## [DO THIS]
Print the full listing exactly.

[Collection entries]
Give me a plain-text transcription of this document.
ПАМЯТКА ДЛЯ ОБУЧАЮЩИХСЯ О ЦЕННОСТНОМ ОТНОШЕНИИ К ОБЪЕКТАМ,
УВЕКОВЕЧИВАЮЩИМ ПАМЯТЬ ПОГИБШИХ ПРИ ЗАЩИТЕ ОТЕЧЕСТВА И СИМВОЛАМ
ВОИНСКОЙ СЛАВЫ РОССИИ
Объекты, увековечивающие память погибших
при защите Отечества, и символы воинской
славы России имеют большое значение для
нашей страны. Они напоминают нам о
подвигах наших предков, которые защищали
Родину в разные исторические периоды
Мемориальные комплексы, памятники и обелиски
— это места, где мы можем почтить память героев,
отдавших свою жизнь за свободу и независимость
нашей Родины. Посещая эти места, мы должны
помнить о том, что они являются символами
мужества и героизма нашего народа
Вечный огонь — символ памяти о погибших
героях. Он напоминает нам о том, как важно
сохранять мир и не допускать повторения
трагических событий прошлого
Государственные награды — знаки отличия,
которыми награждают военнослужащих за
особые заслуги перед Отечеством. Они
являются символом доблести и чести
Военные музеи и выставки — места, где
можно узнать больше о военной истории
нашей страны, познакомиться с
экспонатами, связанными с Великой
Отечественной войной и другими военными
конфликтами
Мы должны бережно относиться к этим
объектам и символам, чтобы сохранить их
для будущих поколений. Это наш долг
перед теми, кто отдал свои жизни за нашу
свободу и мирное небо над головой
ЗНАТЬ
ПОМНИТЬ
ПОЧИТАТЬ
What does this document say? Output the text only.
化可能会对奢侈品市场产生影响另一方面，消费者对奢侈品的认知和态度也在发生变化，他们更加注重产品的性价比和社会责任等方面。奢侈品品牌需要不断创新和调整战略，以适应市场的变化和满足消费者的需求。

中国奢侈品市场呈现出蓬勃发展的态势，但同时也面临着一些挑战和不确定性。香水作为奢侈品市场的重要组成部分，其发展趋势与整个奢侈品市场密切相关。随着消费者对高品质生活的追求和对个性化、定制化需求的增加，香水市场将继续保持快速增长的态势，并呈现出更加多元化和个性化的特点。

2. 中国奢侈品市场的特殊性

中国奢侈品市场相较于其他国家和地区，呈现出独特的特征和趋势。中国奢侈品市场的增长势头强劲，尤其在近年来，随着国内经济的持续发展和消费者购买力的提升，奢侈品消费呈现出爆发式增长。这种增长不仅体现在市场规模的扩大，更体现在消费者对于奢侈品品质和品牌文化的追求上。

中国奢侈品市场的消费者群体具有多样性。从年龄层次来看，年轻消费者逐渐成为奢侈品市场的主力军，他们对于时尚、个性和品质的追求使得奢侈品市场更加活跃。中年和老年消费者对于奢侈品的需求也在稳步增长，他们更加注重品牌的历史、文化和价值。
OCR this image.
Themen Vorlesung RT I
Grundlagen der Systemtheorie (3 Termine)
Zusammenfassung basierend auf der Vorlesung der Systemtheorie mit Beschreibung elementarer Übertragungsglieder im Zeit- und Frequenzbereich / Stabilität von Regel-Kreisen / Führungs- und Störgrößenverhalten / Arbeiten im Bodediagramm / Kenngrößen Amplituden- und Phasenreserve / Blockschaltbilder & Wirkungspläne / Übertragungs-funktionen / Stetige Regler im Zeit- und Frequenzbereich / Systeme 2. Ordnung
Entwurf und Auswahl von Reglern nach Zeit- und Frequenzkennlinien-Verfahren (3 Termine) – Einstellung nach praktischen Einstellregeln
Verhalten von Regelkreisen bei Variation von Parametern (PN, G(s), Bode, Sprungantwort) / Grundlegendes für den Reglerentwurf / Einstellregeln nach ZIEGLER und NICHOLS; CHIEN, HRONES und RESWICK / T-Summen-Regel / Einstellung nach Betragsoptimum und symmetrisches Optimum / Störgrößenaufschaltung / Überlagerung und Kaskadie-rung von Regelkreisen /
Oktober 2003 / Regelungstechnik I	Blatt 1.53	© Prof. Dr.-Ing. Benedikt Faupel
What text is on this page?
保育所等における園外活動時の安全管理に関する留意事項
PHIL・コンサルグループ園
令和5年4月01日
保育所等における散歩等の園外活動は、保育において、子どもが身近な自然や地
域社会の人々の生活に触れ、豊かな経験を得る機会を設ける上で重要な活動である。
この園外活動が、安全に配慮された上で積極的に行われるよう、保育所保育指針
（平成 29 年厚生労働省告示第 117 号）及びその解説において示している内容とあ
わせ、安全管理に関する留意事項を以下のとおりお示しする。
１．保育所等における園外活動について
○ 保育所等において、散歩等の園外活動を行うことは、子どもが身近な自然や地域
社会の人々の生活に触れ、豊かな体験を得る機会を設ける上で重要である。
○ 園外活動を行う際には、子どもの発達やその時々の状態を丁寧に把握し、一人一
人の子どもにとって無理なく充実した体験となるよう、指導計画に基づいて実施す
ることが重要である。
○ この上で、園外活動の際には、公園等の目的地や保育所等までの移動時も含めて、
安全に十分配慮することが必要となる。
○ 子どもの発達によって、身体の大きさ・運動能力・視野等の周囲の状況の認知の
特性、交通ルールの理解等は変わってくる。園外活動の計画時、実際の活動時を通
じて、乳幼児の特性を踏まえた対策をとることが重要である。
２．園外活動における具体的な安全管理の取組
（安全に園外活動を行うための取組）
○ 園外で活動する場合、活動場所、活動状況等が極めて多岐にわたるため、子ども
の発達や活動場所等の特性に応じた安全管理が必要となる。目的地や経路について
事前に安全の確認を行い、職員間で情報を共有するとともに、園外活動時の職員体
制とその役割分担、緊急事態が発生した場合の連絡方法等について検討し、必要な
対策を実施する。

## [THE RESPONSE]
Give me a plain-text transcription of this document.
ПАМЯТКА ДЛЯ ОБУЧАЮЩИХСЯ О ЦЕННОСТНОМ ОТНОШЕНИИ К ОБЪЕКТАМ,
УВЕКОВЕЧИВАЮЩИМ ПАМЯТЬ ПОГИБШИХ ПРИ ЗАЩИТЕ ОТЕЧЕСТВА И СИМВОЛАМ
ВОИНСКОЙ СЛАВЫ РОССИИ
Объекты, увековечивающие память погибших
при защите Отечества, и символы воинской
славы России имеют большое значение для
нашей страны. Они напоминают нам о
подвигах наших предков, которые защищали
Родину в разные исторические периоды
Мемориальные комплексы, памятники и обелиски
— это места, где мы можем почтить память героев,
отдавших свою жизнь за свободу и независимость
нашей Родины. Посещая эти места, мы должны
помнить о том, что они являются символами
мужества и героизма нашего народа
Вечный огонь — символ памяти о погибших
героях. Он напоминает нам о том, как важно
сохранять мир и не допускать повторения
трагических событий прошлого
Государственные награды — знаки отличия,
которыми награждают военнослужащих за
особые заслуги перед Отечеством. Они
являются символом доблести и чести
Военные музеи и выставки — места, где
можно узнать больше о военной истории
нашей страны, познакомиться с
экспонатами, связанными с Великой
Отечественной войной и другими военными
конфликтами
Мы должны бережно относиться к этим
объектам и символам, чтобы сохранить их
для будущих поколений. Это наш долг
перед теми, кто отдал свои жизни за нашу
свободу и мирное небо над головой
ЗНАТЬ
ПОМНИТЬ
ПОЧИТАТЬ
What does this document say? Output the text only.
化可能会对奢侈品市场产生影响另一方面，消费者对奢侈品的认知和态度也在发生变化，他们更加注重产品的性价比和社会责任等方面。奢侈品品牌需要不断创新和调整战略，以适应市场的变化和满足消费者的需求。

中国奢侈品市场呈现出蓬勃发展的态势，但同时也面临着一些挑战和不确定性。香水作为奢侈品市场的重要组成部分，其发展趋势与整个奢侈品市场密切相关。随着消费者对高品质生活的追求和对个性化、定制化需求的增加，香水市场将继续保持快速增长的态势，并呈现出更加多元化和个性化的特点。

2. 中国奢侈品市场的特殊性

中国奢侈品市场相较于其他国家和地区，呈现出独特的特征和趋势。中国奢侈品市场的增长势头强劲，尤其在近年来，随着国内经济的持续发展和消费者购买力的提升，奢侈品消费呈现出爆发式增长。这种增长不仅体现在市场规模的扩大，更体现在消费者对于奢侈品品质和品牌文化的追求上。

中国奢侈品市场的消费者群体具有多样性。从年龄层次来看，年轻消费者逐渐成为奢侈品市场的主力军，他们对于时尚、个性和品质的追求使得奢侈品市场更加活跃。中年和老年消费者对于奢侈品的需求也在稳步增长，他们更加注重品牌的历史、文化和价值。
OCR this image.
Themen Vorlesung RT I
Grundlagen der Systemtheorie (3 Termine)
Zusammenfassung basierend auf der Vorlesung der Systemtheorie mit Beschreibung elementarer Übertragungsglieder im Zeit- und Frequenzbereich / Stabilität von Regel-Kreisen / Führungs- und Störgrößenverhalten / Arbeiten im Bodediagramm / Kenngrößen Amplituden- und Phasenreserve / Blockschaltbilder & Wirkungspläne / Übertragungs-funktionen / Stetige Regler im Zeit- und Frequenzbereich / Systeme 2. Ordnung
Entwurf und Auswahl von Reglern nach Zeit- und Frequenzkennlinien-Verfahren (3 Termine) – Einstellung nach praktischen Einstellregeln
Verhalten von Regelkreisen bei Variation von Parametern (PN, G(s), Bode, Sprungantwort) / Grundlegendes für den Reglerentwurf / Einstellregeln nach ZIEGLER und NICHOLS; CHIEN, HRONES und RESWICK / T-Summen-Regel / Einstellung nach Betragsoptimum und symmetrisches Optimum / Störgrößenaufschaltung / Überlagerung und Kaskadie-rung von Regelkreisen /
Oktober 2003 / Regelungstechnik I	Blatt 1.53	© Prof. Dr.-Ing. Benedikt Faupel
What text is on this page?
保育所等における園外活動時の安全管理に関する留意事項
PHIL・コンサルグループ園
令和5年4月01日
保育所等における散歩等の園外活動は、保育において、子どもが身近な自然や地
域社会の人々の生活に触れ、豊かな経験を得る機会を設ける上で重要な活動である。
この園外活動が、安全に配慮された上で積極的に行われるよう、保育所保育指針
（平成 29 年厚生労働省告示第 117 号）及びその解説において示している内容とあ
わせ、安全管理に関する留意事項を以下のとおりお示しする。
１．保育所等における園外活動について
○ 保育所等において、散歩等の園外活動を行うことは、子どもが身近な自然や地域
社会の人々の生活に触れ、豊かな体験を得る機会を設ける上で重要である。
○ 園外活動を行う際には、子どもの発達やその時々の状態を丁寧に把握し、一人一
人の子どもにとって無理なく充実した体験となるよう、指導計画に基づいて実施す
ることが重要である。
○ この上で、園外活動の際には、公園等の目的地や保育所等までの移動時も含めて、
安全に十分配慮することが必要となる。
○ 子どもの発達によって、身体の大きさ・運動能力・視野等の周囲の状況の認知の
特性、交通ルールの理解等は変わってくる。園外活動の計画時、実際の活動時を通
じて、乳幼児の特性を踏まえた対策をとることが重要である。
２．園外活動における具体的な安全管理の取組
（安全に園外活動を行うための取組）
○ 園外で活動する場合、活動場所、活動状況等が極めて多岐にわたるため、子ども
の発達や活動場所等の特性に応じた安全管理が必要となる。目的地や経路について
事前に安全の確認を行い、職員間で情報を共有するとともに、園外活動時の職員体
制とその役割分担、緊急事態が発生した場合の連絡方法等について検討し、必要な
対策を実施する。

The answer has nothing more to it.